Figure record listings
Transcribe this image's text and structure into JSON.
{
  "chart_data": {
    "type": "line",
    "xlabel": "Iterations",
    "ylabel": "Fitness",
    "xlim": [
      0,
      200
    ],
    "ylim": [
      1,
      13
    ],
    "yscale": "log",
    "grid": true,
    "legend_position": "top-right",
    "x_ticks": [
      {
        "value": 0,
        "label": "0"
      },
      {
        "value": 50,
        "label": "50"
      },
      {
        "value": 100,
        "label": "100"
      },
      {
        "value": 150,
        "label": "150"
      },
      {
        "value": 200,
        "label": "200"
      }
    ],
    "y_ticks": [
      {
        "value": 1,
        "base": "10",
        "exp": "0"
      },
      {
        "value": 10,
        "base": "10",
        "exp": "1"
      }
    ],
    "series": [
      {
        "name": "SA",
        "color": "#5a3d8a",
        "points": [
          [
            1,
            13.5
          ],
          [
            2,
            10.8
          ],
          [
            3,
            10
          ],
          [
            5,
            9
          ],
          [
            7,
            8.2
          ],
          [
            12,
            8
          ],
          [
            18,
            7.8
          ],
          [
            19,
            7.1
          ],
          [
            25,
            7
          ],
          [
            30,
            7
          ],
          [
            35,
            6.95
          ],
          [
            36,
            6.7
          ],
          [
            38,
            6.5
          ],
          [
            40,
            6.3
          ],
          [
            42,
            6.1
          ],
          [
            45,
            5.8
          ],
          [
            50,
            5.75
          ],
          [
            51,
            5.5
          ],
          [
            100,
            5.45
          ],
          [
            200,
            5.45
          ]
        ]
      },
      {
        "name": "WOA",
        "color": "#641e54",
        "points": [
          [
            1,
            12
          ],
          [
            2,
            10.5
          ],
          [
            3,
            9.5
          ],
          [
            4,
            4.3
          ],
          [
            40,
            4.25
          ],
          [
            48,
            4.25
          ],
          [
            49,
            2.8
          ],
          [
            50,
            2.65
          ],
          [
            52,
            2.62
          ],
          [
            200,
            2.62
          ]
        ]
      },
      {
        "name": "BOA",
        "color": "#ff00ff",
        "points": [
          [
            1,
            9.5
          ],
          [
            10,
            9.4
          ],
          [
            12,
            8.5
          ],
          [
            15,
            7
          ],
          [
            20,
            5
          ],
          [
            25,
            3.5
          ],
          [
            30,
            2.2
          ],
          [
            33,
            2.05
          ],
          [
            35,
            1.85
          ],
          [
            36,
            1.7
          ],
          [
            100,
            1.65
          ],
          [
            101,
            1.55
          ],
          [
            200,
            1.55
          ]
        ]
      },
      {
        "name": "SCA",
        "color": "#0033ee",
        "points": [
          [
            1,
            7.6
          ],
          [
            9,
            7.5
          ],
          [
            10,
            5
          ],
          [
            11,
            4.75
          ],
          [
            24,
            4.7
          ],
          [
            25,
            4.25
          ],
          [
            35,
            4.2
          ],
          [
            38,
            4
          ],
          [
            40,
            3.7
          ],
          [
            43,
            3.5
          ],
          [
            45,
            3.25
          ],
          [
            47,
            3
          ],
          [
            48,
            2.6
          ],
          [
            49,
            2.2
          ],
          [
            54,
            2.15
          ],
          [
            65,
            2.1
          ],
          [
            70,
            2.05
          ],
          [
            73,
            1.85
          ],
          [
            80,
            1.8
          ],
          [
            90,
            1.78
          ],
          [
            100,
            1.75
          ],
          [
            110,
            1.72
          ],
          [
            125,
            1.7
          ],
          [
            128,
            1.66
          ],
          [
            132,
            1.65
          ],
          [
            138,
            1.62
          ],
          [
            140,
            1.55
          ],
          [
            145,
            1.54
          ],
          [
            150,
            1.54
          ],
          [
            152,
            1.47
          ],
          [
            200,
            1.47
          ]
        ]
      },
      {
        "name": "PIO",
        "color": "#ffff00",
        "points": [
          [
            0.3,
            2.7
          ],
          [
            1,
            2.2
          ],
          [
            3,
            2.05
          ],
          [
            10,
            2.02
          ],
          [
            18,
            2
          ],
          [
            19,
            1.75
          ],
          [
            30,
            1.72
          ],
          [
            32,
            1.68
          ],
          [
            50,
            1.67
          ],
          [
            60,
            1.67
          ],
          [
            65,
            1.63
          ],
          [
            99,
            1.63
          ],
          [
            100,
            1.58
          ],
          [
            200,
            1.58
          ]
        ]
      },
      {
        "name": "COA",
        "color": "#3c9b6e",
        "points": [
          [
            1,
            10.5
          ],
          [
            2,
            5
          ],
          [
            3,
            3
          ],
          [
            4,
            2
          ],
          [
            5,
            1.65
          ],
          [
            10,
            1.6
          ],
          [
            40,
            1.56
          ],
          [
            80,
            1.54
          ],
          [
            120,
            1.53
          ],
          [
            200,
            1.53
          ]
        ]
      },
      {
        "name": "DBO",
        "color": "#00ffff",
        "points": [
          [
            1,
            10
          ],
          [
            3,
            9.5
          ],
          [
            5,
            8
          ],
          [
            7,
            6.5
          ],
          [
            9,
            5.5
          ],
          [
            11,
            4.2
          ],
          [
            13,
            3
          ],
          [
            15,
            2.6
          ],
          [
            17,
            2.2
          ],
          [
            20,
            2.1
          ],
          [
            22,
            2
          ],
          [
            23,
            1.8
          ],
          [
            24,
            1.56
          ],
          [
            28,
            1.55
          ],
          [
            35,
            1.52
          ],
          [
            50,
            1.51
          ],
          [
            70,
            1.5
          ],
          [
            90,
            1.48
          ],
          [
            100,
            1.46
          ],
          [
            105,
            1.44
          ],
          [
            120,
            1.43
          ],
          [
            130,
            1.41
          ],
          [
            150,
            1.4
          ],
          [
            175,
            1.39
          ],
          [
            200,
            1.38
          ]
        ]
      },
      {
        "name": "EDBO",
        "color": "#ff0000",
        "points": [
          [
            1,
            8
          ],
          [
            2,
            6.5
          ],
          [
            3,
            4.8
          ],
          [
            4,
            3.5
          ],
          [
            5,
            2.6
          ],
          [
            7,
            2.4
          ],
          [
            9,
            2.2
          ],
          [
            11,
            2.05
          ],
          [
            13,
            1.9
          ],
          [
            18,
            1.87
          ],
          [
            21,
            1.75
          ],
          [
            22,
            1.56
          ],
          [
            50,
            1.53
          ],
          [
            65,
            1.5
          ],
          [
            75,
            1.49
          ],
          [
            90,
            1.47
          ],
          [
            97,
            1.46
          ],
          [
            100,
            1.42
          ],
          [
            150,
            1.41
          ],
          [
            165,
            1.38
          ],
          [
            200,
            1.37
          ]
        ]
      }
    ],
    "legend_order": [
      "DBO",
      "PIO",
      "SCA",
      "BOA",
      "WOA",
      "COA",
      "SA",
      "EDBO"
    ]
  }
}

# Written problem:
Retype all of the entries precisely as they are.

# Problem solution:
Transcribe this image's text and structure into JSON.
{
  "chart_data": {
    "type": "line",
    "xlabel": "Iterations",
    "ylabel": "Fitness",
    "xlim": [
      0,
      200
    ],
    "ylim": [
      1,
      13
    ],
    "yscale": "log",
    "grid": true,
    "legend_position": "top-right",
    "x_ticks": [
      {
        "value": 0,
        "label": "0"
      },
      {
        "value": 50,
        "label": "50"
      },
      {
        "value": 100,
        "label": "100"
      },
      {
        "value": 150,
        "label": "150"
      },
      {
        "value": 200,
        "label": "200"
      }
    ],
    "y_ticks": [
      {
        "value": 1,
        "base": "10",
        "exp": "0"
      },
      {
        "value": 10,
        "base": "10",
        "exp": "1"
      }
    ],
    "series": [
      {
        "name": "SA",
        "color": "#5a3d8a",
        "points": [
          [
            1,
            13.5
          ],
          [
            2,
            10.8
          ],
          [
            3,
            10
          ],
          [
            5,
            9
          ],
          [
            7,
            8.2
          ],
          [
            12,
            8
          ],
          [
            18,
            7.8
          ],
          [
            19,
            7.1
          ],
          [
            25,
            7
          ],
          [
            30,
            7
          ],
          [
            35,
            6.95
          ],
          [
            36,
            6.7
          ],
          [
            38,
            6.5
          ],
          [
            40,
            6.3
          ],
          [
            42,
            6.1
          ],
          [
            45,
            5.8
          ],
          [
            50,
            5.75
          ],
          [
            51,
            5.5
          ],
          [
            100,
            5.45
          ],
          [
            200,
            5.45
          ]
        ]
      },
      {
        "name": "WOA",
        "color": "#641e54",
        "points": [
          [
            1,
            12
          ],
          [
            2,
            10.5
          ],
          [
            3,
            9.5
          ],
          [
            4,
            4.3
          ],
          [
            40,
            4.25
          ],
          [
            48,
            4.25
          ],
          [
            49,
            2.8
          ],
          [
            50,
            2.65
          ],
          [
            52,
            2.62
          ],
          [
            200,
            2.62
          ]
        ]
      },
      {
        "name": "BOA",
        "color": "#ff00ff",
        "points": [
          [
            1,
            9.5
          ],
          [
            10,
            9.4
          ],
          [
            12,
            8.5
          ],
          [
            15,
            7
          ],
          [
            20,
            5
          ],
          [
            25,
            3.5
          ],
          [
            30,
            2.2
          ],
          [
            33,
            2.05
          ],
          [
            35,
            1.85
          ],
          [
            36,
            1.7
          ],
          [
            100,
            1.65
          ],
          [
            101,
            1.55
          ],
          [
            200,
            1.55
          ]
        ]
      },
      {
        "name": "SCA",
        "color": "#0033ee",
        "points": [
          [
            1,
            7.6
          ],
          [
            9,
            7.5
          ],
          [
            10,
            5
          ],
          [
            11,
            4.75
          ],
          [
            24,
            4.7
          ],
          [
            25,
            4.25
          ],
          [
            35,
            4.2
          ],
          [
            38,
            4
          ],
          [
            40,
            3.7
          ],
          [
            43,
            3.5
          ],
          [
            45,
            3.25
          ],
          [
            47,
            3
          ],
          [
            48,
            2.6
          ],
          [
            49,
            2.2
          ],
          [
            54,
            2.15
          ],
          [
            65,
            2.1
          ],
          [
            70,
            2.05
          ],
          [
            73,
            1.85
          ],
          [
            80,
            1.8
          ],
          [
            90,
            1.78
          ],
          [
            100,
            1.75
          ],
          [
            110,
            1.72
          ],
          [
            125,
            1.7
          ],
          [
            128,
            1.66
          ],
          [
            132,
            1.65
          ],
          [
            138,
            1.62
          ],
          [
            140,
            1.55
          ],
          [
            145,
            1.54
          ],
          [
            150,
            1.54
          ],
          [
            152,
            1.47
          ],
          [
            200,
            1.47
          ]
        ]
      },
      {
        "name": "PIO",
        "color": "#ffff00",
        "points": [
          [
            0.3,
            2.7
          ],
          [
            1,
            2.2
          ],
          [
            3,
            2.05
          ],
          [
            10,
            2.02
          ],
          [
            18,
            2
          ],
          [
            19,
            1.75
          ],
          [
            30,
            1.72
          ],
          [
            32,
            1.68
          ],
          [
            50,
            1.67
          ],
          [
            60,
            1.67
          ],
          [
            65,
            1.63
          ],
          [
            99,
            1.63
          ],
          [
            100,
            1.58
          ],
          [
            200,
            1.58
          ]
        ]
      },
      {
        "name": "COA",
        "color": "#3c9b6e",
        "points": [
          [
            1,
            10.5
          ],
          [
            2,
            5
          ],
          [
            3,
            3
          ],
          [
            4,
            2
          ],
          [
            5,
            1.65
          ],
          [
            10,
            1.6
          ],
          [
            40,
            1.56
          ],
          [
            80,
            1.54
          ],
          [
            120,
            1.53
          ],
          [
            200,
            1.53
          ]
        ]
      },
      {
        "name": "DBO",
        "color": "#00ffff",
        "points": [
          [
            1,
            10
          ],
          [
            3,
            9.5
          ],
          [
            5,
            8
          ],
          [
            7,
            6.5
          ],
          [
            9,
            5.5
          ],
          [
            11,
            4.2
          ],
          [
            13,
            3
          ],
          [
            15,
            2.6
          ],
          [
            17,
            2.2
          ],
          [
            20,
            2.1
          ],
          [
            22,
            2
          ],
          [
            23,
            1.8
          ],
          [
            24,
            1.56
          ],
          [
            28,
            1.55
          ],
          [
            35,
            1.52
          ],
          [
            50,
            1.51
          ],
          [
            70,
            1.5
          ],
          [
            90,
            1.48
          ],
          [
            100,
            1.46
          ],
          [
            105,
            1.44
          ],
          [
            120,
            1.43
          ],
          [
            130,
            1.41
          ],
          [
            150,
            1.4
          ],
          [
            175,
            1.39
          ],
          [
            200,
            1.38
          ]
        ]
      },
      {
        "name": "EDBO",
        "color": "#ff0000",
        "points": [
          [
            1,
            8
          ],
          [
            2,
            6.5
          ],
          [
            3,
            4.8
          ],
          [
            4,
            3.5
          ],
          [
            5,
            2.6
          ],
          [
            7,
            2.4
          ],
          [
            9,
            2.2
          ],
          [
            11,
            2.05
          ],
          [
            13,
            1.9
          ],
          [
            18,
            1.87
          ],
          [
            21,
            1.75
          ],
          [
            22,
            1.56
          ],
          [
            50,
            1.53
          ],
          [
            65,
            1.5
          ],
          [
            75,
            1.49
          ],
          [
            90,
            1.47
          ],
          [
            97,
            1.46
          ],
          [
            100,
            1.42
          ],
          [
            150,
            1.41
          ],
          [
            165,
            1.38
          ],
          [
            200,
            1.37
          ]
        ]
      }
    ],
    "legend_order": [
      "DBO",
      "PIO",
      "SCA",
      "BOA",
      "WOA",
      "COA",
      "SA",
      "EDBO"
    ]
  }
}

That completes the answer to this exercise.